● TASK DIRECTIONS
Copy every line that contains the string "kind" from the entries below.

● EXTRACTED INFORMATION
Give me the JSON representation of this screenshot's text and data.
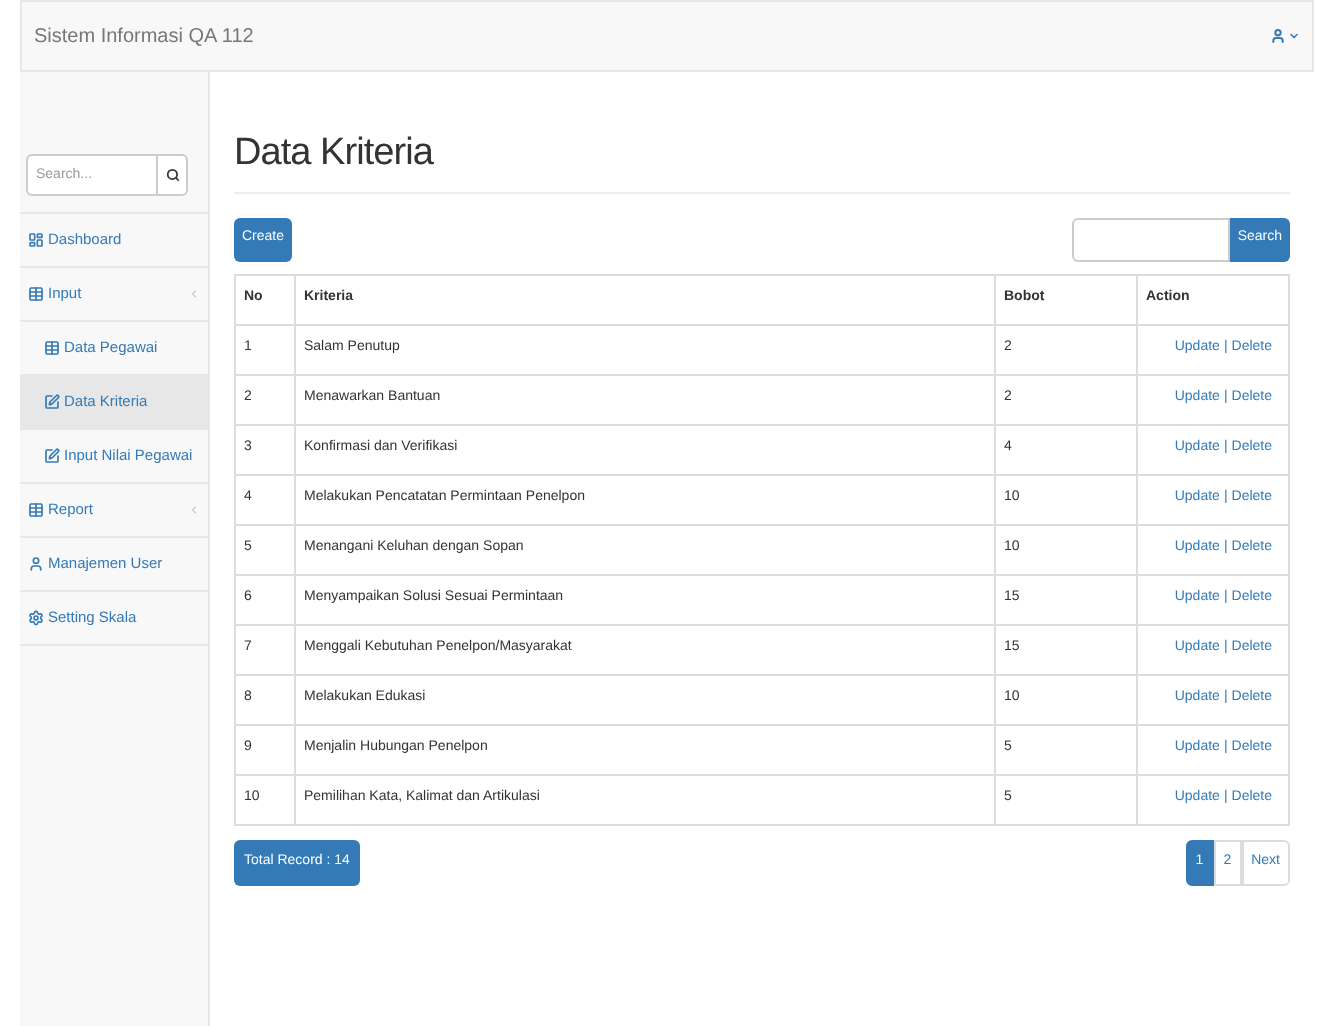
{
  "navbar": {
    "brand": "Sistem Informasi QA 112"
  },
  "sidebar": {
    "search": {
      "placeholder": "Search..."
    },
    "items": [
      {
        "label": "Dashboard",
        "kind": "dashboard",
        "selected": false,
        "submenu": false
      },
      {
        "label": "Input",
        "kind": "table",
        "selected": false,
        "submenu": true,
        "children": [
          {
            "label": "Data Pegawai",
            "kind": "table",
            "selected": false
          },
          {
            "label": "Data Kriteria",
            "kind": "edit",
            "selected": true
          },
          {
            "label": "Input Nilai Pegawai",
            "kind": "edit",
            "selected": false
          }
        ]
      },
      {
        "label": "Report",
        "kind": "table",
        "selected": false,
        "submenu": true
      },
      {
        "label": "Manajemen User",
        "kind": "user",
        "selected": false,
        "submenu": false
      },
      {
        "label": "Setting Skala",
        "kind": "gear",
        "selected": false,
        "submenu": false
      }
    ]
  },
  "page": {
    "title": "Data Kriteria",
    "create_button": "Create",
    "search_button": "Search"
  },
  "table": {
    "columns": [
      "No",
      "Kriteria",
      "Bobot",
      "Action"
    ],
    "rows": [
      {
        "no": "1",
        "kriteria": "Salam Penutup",
        "bobot": "2",
        "update": "Update",
        "separator": "|",
        "delete": "Delete"
      },
      {
        "no": "2",
        "kriteria": "Menawarkan Bantuan",
        "bobot": "2",
        "update": "Update",
        "separator": "|",
        "delete": "Delete"
      },
      {
        "no": "3",
        "kriteria": "Konfirmasi dan Verifikasi",
        "bobot": "4",
        "update": "Update",
        "separator": "|",
        "delete": "Delete"
      },
      {
        "no": "4",
        "kriteria": "Melakukan Pencatatan Permintaan Penelpon",
        "bobot": "10",
        "update": "Update",
        "separator": "|",
        "delete": "Delete"
      },
      {
        "no": "5",
        "kriteria": "Menangani Keluhan dengan Sopan",
        "bobot": "10",
        "update": "Update",
        "separator": "|",
        "delete": "Delete"
      },
      {
        "no": "6",
        "kriteria": "Menyampaikan Solusi Sesuai Permintaan",
        "bobot": "15",
        "update": "Update",
        "separator": "|",
        "delete": "Delete"
      },
      {
        "no": "7",
        "kriteria": "Menggali Kebutuhan Penelpon/Masyarakat",
        "bobot": "15",
        "update": "Update",
        "separator": "|",
        "delete": "Delete"
      },
      {
        "no": "8",
        "kriteria": "Melakukan Edukasi",
        "bobot": "10",
        "update": "Update",
        "separator": "|",
        "delete": "Delete"
      },
      {
        "no": "9",
        "kriteria": "Menjalin Hubungan Penelpon",
        "bobot": "5",
        "update": "Update",
        "separator": "|",
        "delete": "Delete"
      },
      {
        "no": "10",
        "kriteria": "Pemilihan Kata, Kalimat dan Artikulasi",
        "bobot": "5",
        "update": "Update",
        "separator": "|",
        "delete": "Delete"
      }
    ]
  },
  "total_record": "Total Record : 14",
  "pagination": [
    {
      "label": "1",
      "selected": true
    },
    {
      "label": "2",
      "selected": false
    },
    {
      "label": "Next",
      "selected": false
    }
  ]
}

● THE ANSWER
        "kind": "dashboard",
        "kind": "table",
            "kind": "table",
            "kind": "edit",
            "kind": "edit",
        "kind": "table",
        "kind": "user",
        "kind": "gear",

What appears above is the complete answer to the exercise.